- _Work to complete_:
Look through the records below, count the lines with the word "icon", and reply with only the number.

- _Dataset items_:
## start

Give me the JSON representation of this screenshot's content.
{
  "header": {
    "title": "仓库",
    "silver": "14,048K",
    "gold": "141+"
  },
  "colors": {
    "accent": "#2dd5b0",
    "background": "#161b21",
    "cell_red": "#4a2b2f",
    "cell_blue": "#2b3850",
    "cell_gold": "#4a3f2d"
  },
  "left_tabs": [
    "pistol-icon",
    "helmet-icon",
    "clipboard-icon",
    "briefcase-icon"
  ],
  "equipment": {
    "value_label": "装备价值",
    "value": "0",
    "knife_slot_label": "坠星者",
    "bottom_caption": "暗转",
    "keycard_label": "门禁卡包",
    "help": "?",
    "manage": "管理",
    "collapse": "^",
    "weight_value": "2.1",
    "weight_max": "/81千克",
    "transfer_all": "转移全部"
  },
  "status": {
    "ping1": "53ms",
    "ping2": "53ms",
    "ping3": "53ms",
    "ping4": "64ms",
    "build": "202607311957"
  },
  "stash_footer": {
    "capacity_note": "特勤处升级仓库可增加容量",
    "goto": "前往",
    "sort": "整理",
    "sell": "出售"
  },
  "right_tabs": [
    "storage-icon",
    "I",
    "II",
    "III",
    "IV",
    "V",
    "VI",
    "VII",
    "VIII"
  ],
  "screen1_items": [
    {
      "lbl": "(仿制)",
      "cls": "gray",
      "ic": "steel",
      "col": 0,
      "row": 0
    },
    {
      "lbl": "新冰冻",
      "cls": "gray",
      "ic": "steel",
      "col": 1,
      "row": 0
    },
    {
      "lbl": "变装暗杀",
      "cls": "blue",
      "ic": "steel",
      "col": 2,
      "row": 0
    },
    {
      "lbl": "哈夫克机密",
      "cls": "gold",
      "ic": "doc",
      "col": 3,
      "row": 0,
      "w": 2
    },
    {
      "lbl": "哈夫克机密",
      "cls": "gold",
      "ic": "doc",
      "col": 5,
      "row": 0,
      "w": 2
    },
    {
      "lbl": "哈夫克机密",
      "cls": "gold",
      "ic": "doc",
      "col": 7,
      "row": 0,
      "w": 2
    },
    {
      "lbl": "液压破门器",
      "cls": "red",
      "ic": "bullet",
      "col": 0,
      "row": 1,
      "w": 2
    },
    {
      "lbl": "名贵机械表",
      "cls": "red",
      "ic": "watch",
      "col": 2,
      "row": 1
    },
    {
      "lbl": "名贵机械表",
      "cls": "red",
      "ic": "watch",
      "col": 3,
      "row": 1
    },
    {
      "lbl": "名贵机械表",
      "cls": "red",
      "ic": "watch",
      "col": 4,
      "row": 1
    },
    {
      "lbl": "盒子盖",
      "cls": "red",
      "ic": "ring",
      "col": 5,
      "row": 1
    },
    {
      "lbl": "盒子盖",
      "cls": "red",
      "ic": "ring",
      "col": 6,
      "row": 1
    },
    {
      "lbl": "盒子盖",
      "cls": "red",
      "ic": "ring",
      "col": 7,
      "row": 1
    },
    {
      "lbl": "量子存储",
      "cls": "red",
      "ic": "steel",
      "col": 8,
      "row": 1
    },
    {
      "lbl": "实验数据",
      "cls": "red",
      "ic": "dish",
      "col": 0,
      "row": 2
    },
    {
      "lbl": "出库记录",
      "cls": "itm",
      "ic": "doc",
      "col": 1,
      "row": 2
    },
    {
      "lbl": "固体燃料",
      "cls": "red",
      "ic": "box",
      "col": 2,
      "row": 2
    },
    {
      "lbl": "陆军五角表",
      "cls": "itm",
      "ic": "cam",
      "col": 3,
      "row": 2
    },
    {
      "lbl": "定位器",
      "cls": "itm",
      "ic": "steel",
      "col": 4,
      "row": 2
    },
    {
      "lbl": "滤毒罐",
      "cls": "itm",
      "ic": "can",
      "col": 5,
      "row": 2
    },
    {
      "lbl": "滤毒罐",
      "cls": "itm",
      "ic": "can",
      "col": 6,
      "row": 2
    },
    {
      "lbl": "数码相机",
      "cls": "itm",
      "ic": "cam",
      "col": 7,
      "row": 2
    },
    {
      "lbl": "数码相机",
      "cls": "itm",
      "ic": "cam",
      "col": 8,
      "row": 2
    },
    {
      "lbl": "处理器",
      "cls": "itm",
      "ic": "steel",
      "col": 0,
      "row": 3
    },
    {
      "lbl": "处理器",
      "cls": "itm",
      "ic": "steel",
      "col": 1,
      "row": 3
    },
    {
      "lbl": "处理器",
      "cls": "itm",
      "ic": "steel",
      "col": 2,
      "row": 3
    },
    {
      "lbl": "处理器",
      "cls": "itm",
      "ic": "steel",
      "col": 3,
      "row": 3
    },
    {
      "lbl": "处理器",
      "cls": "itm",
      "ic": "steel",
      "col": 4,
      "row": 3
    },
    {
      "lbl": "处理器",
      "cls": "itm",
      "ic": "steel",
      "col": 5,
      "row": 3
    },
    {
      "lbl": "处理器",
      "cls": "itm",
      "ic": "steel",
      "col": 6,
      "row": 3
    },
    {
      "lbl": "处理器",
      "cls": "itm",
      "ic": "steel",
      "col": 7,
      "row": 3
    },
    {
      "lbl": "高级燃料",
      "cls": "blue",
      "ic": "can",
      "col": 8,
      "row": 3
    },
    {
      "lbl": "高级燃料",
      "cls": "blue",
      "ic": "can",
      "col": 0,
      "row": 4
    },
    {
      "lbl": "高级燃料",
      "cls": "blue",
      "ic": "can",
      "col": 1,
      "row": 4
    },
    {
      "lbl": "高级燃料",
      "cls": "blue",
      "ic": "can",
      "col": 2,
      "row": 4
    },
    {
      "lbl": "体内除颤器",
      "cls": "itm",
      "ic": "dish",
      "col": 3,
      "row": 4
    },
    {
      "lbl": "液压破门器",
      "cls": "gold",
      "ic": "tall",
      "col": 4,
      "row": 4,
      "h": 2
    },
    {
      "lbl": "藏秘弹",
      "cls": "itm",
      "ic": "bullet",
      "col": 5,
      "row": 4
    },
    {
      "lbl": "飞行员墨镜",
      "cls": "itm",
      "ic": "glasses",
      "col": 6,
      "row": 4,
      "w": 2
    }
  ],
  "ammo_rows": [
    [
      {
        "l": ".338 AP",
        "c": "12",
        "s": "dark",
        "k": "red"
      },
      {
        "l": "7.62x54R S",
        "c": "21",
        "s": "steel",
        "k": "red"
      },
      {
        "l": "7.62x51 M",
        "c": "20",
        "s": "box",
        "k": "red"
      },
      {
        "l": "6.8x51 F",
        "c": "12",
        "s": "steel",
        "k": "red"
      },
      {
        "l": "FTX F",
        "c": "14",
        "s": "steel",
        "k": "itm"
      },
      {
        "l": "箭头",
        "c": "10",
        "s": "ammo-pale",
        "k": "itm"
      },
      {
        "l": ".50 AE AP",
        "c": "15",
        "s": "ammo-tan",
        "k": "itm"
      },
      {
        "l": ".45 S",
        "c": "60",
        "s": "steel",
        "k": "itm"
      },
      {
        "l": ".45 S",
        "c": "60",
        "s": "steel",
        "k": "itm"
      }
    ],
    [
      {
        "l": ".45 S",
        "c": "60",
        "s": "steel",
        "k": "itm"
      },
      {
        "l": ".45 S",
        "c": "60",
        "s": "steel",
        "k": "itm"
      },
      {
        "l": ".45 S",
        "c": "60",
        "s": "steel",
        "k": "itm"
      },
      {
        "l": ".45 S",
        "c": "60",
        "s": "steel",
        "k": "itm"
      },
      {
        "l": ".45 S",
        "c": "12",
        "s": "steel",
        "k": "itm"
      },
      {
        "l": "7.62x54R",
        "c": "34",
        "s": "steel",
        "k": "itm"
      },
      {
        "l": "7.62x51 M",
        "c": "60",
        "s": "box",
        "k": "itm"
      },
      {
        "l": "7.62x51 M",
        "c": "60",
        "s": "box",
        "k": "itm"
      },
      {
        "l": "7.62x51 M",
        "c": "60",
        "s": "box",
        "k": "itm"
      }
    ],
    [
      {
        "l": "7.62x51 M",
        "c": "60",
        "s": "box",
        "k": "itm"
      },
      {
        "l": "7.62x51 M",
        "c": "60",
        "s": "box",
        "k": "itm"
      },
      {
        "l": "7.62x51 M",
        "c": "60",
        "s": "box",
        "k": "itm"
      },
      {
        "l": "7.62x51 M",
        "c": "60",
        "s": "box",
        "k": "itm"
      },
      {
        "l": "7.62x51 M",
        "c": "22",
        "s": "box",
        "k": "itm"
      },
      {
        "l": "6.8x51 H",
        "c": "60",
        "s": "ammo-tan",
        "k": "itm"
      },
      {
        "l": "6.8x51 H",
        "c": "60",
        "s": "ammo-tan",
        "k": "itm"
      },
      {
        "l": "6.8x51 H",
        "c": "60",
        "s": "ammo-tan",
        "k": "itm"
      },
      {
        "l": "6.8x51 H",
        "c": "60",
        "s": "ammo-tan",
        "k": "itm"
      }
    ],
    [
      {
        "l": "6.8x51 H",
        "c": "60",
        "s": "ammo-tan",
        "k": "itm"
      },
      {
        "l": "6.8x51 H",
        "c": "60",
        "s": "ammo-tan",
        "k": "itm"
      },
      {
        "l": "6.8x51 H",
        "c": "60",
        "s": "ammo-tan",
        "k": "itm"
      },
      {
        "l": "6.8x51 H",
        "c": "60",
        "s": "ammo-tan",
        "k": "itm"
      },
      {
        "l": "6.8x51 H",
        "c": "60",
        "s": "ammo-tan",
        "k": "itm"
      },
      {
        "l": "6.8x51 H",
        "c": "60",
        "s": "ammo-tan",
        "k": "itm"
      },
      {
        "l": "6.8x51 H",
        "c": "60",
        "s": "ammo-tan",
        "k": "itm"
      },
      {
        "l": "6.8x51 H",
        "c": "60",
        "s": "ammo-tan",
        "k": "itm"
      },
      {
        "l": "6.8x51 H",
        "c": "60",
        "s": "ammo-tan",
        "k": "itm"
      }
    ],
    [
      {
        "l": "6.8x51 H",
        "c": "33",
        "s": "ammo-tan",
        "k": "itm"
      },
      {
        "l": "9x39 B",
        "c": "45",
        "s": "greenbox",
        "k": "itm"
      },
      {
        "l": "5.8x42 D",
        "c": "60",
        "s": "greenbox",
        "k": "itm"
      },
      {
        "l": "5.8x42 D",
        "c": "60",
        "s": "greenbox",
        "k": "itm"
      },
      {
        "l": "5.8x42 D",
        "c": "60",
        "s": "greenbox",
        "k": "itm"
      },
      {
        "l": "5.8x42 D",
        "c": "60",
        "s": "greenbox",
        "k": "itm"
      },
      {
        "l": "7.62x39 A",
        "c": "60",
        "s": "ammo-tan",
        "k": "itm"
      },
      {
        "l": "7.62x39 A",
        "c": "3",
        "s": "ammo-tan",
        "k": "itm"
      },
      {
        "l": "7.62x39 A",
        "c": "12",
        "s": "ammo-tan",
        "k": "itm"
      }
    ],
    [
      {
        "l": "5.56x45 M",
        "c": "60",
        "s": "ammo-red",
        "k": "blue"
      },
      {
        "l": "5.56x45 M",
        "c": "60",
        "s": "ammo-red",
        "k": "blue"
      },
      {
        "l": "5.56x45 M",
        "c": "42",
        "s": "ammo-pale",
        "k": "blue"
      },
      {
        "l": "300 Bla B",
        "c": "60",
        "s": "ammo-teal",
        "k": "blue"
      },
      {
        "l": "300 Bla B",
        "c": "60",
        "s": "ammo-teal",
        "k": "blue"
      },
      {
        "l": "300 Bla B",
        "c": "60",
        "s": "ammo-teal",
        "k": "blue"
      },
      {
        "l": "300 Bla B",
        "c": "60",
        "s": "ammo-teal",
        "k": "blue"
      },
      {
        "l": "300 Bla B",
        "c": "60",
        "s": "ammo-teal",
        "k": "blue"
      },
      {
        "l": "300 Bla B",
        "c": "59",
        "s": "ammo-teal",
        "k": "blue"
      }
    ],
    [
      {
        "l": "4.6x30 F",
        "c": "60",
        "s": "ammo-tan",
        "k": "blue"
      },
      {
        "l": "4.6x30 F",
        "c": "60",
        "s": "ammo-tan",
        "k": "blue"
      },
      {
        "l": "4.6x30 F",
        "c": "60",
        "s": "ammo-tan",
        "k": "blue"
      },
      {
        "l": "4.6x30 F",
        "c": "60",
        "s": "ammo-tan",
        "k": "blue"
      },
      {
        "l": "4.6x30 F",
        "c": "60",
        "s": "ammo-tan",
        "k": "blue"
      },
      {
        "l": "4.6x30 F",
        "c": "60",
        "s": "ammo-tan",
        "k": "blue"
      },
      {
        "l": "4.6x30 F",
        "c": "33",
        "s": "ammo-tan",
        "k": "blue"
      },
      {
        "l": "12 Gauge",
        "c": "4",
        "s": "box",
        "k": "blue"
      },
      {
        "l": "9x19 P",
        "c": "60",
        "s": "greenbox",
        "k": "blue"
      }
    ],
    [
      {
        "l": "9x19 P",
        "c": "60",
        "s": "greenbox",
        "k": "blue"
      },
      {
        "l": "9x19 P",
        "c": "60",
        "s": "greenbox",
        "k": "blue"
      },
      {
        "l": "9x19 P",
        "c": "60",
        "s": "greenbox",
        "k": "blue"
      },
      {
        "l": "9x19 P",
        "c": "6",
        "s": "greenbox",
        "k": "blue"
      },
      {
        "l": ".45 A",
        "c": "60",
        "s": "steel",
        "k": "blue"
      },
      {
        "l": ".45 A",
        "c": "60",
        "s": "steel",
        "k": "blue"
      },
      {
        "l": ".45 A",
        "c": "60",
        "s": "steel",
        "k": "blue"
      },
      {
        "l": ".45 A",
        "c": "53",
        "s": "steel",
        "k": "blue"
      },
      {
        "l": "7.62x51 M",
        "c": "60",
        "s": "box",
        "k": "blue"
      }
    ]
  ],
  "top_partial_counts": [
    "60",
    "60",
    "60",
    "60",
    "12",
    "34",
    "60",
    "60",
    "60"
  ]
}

## end

- _Final result_:
5